Copy every line of the listing below, requests included, and scale each bounding-box coordinate in the answers by 2.05, rounding to the nearest whole number with halves rounded up. Leave the pictures out.

Element and region listings
◆ ◆ ◆ ◆ ◆

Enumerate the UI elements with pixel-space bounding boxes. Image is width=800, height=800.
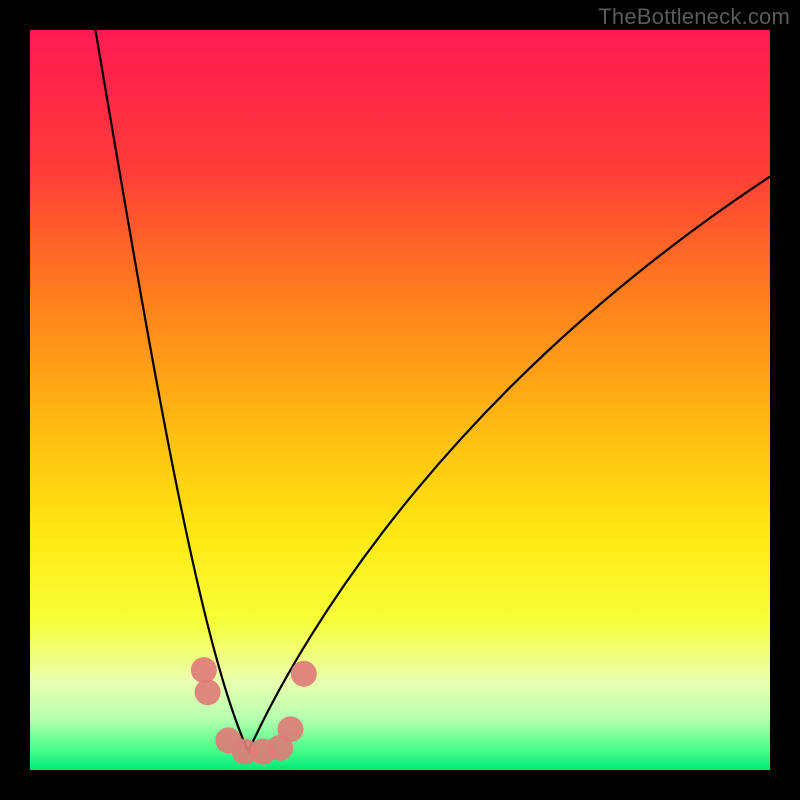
- data-marker: [191, 657, 217, 683]
- chart-frame: TheBottleneck.com: [0, 0, 800, 800]
- gradient-background: [30, 30, 770, 770]
- data-marker: [277, 716, 303, 742]
- watermark-text: TheBottleneck.com: [598, 4, 790, 30]
- data-marker: [291, 661, 317, 687]
- bottleneck-chart: [0, 0, 800, 800]
- data-marker: [195, 679, 221, 705]
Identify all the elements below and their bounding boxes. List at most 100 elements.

◆ ◆ ◆ ◆ ◆

▶ Full answer
Enumerate the UI elements with pixel-space bounding boxes. Image is width=800, height=800.
- data-marker: [392, 1347, 445, 1400]
- chart-frame: TheBottleneck.com: [0, 0, 1640, 1640]
- gradient-background: [62, 62, 1579, 1579]
- data-marker: [568, 1468, 621, 1521]
- watermark-text: TheBottleneck.com: [1226, 8, 1620, 62]
- data-marker: [597, 1355, 650, 1408]
- bottleneck-chart: [0, 0, 1640, 1640]
- data-marker: [400, 1392, 453, 1445]
Identify all the elements below and their bounding boxes. List at most 100 elements.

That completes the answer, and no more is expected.